══ Data for this task ══

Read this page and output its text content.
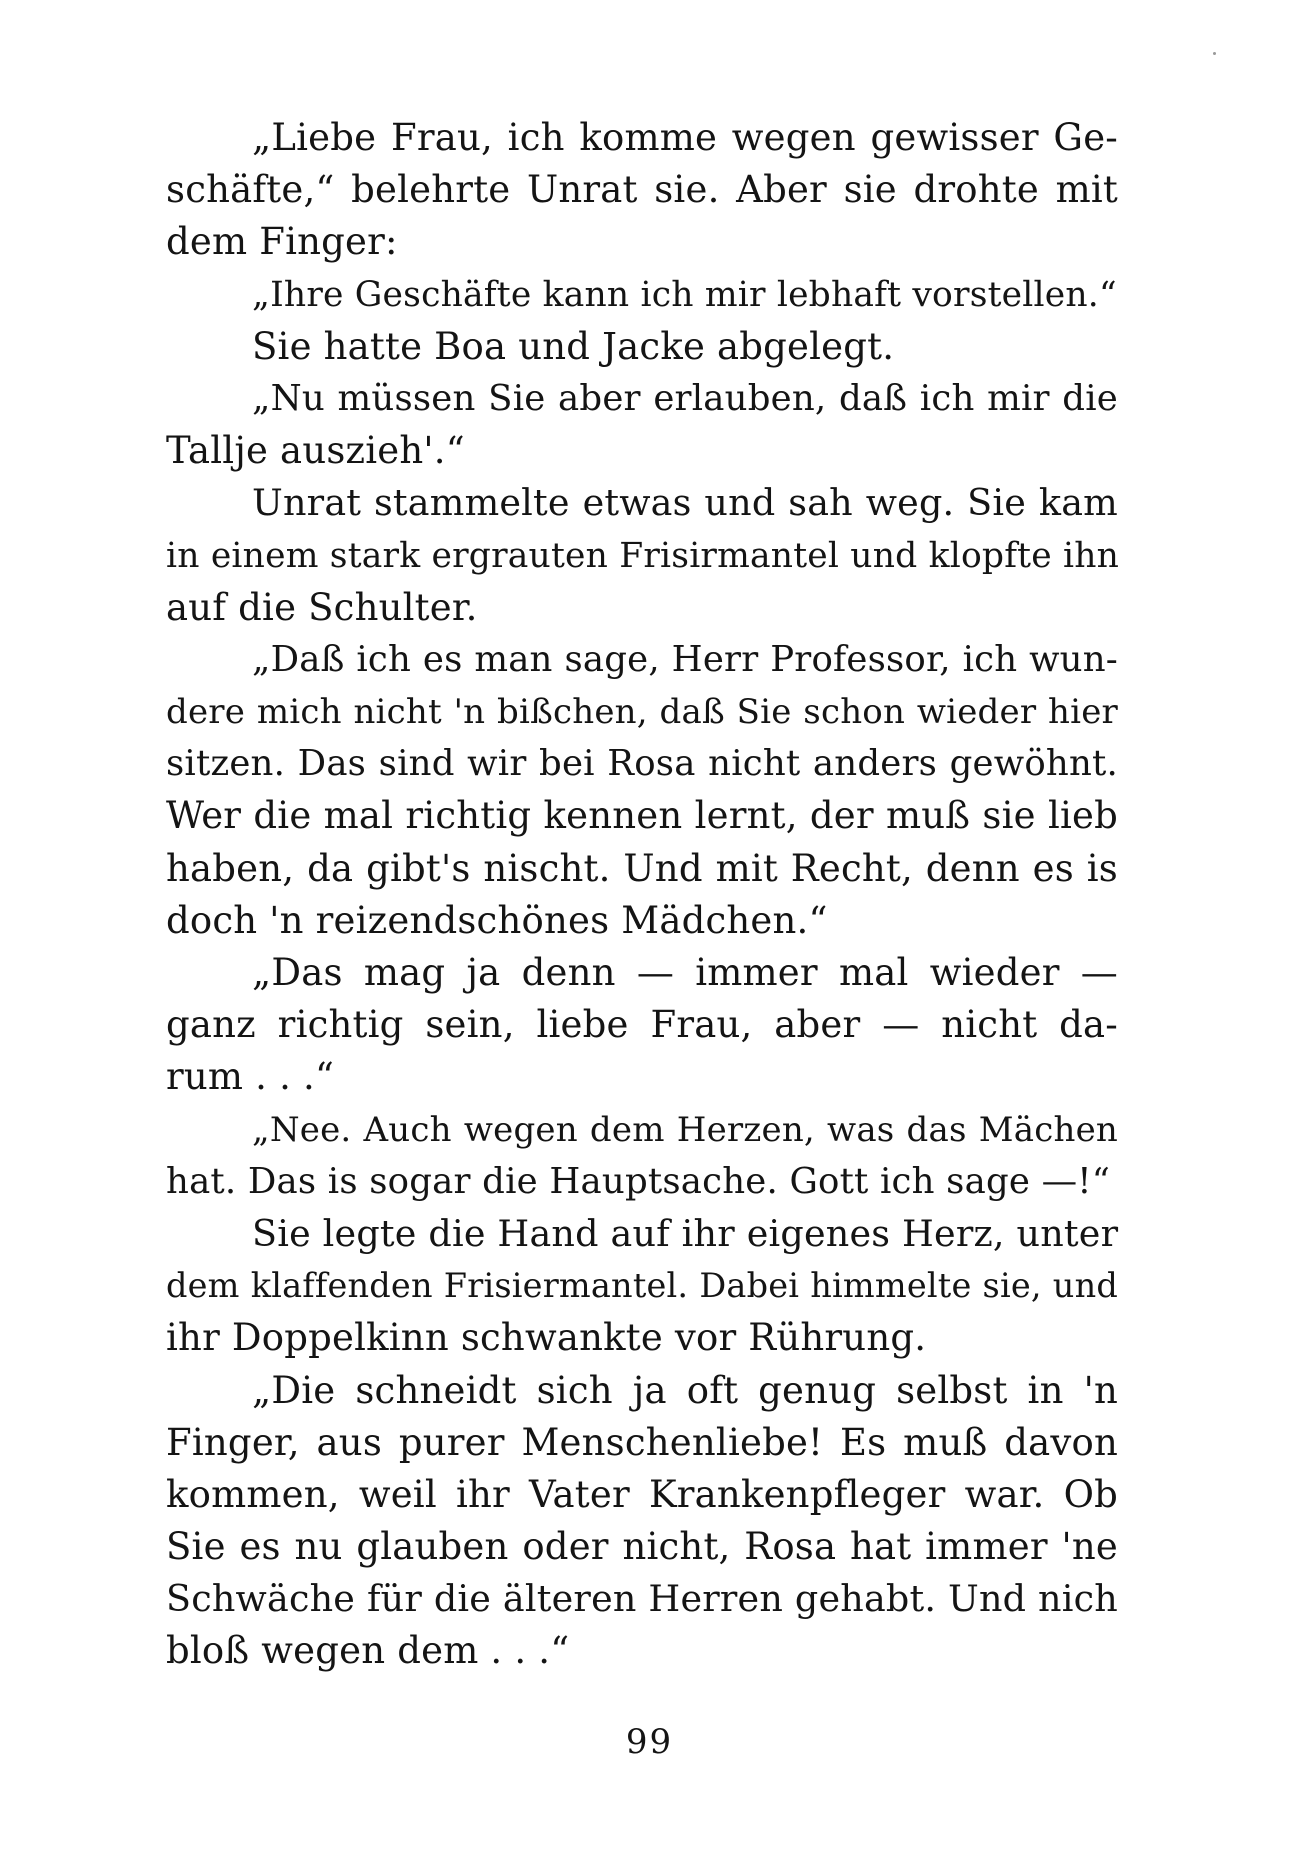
„Liebe Frau, ich komme wegen gewisser Ge-
schäfte,“ belehrte Unrat sie. Aber sie drohte mit
dem Finger:
„Ihre Geschäfte kann ich mir lebhaft vorstellen.“
Sie hatte Boa und Jacke abgelegt.
„Nu müssen Sie aber erlauben, daß ich mir die
Tallje auszieh'.“
Unrat stammelte etwas und sah weg. Sie kam
in einem stark ergrauten Frisirmantel und klopfte ihn
auf die Schulter.
„Daß ich es man sage, Herr Professor, ich wun-
dere mich nicht 'n bißchen, daß Sie schon wieder hier
sitzen. Das sind wir bei Rosa nicht anders gewöhnt.
Wer die mal richtig kennen lernt, der muß sie lieb
haben, da gibt's nischt. Und mit Recht, denn es is
doch 'n reizendschönes Mädchen.“
„Das mag ja denn — immer mal wieder —
ganz richtig sein, liebe Frau, aber — nicht da-
rum . . .“
„Nee. Auch wegen dem Herzen, was das Mächen
hat. Das is sogar die Hauptsache. Gott ich sage —!“
Sie legte die Hand auf ihr eigenes Herz, unter
dem klaffenden Frisiermantel. Dabei himmelte sie, und
ihr Doppelkinn schwankte vor Rührung.
„Die schneidt sich ja oft genug selbst in 'n
Finger, aus purer Menschenliebe! Es muß davon
kommen, weil ihr Vater Krankenpfleger war. Ob
Sie es nu glauben oder nicht, Rosa hat immer 'ne
Schwäche für die älteren Herren gehabt. Und nich
bloß wegen dem . . .“
99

═══

Quote all the records verbatim, dropping any pictures from your copy.

Read this page and output its text content.
„Liebe Frau, ich komme wegen gewisser Ge-
schäfte,“ belehrte Unrat sie. Aber sie drohte mit
dem Finger:
„Ihre Geschäfte kann ich mir lebhaft vorstellen.“
Sie hatte Boa und Jacke abgelegt.
„Nu müssen Sie aber erlauben, daß ich mir die
Tallje auszieh'.“
Unrat stammelte etwas und sah weg. Sie kam
in einem stark ergrauten Frisirmantel und klopfte ihn
auf die Schulter.
„Daß ich es man sage, Herr Professor, ich wun-
dere mich nicht 'n bißchen, daß Sie schon wieder hier
sitzen. Das sind wir bei Rosa nicht anders gewöhnt.
Wer die mal richtig kennen lernt, der muß sie lieb
haben, da gibt's nischt. Und mit Recht, denn es is
doch 'n reizendschönes Mädchen.“
„Das mag ja denn — immer mal wieder —
ganz richtig sein, liebe Frau, aber — nicht da-
rum . . .“
„Nee. Auch wegen dem Herzen, was das Mächen
hat. Das is sogar die Hauptsache. Gott ich sage —!“
Sie legte die Hand auf ihr eigenes Herz, unter
dem klaffenden Frisiermantel. Dabei himmelte sie, und
ihr Doppelkinn schwankte vor Rührung.
„Die schneidt sich ja oft genug selbst in 'n
Finger, aus purer Menschenliebe! Es muß davon
kommen, weil ihr Vater Krankenpfleger war. Ob
Sie es nu glauben oder nicht, Rosa hat immer 'ne
Schwäche für die älteren Herren gehabt. Und nich
bloß wegen dem . . .“
99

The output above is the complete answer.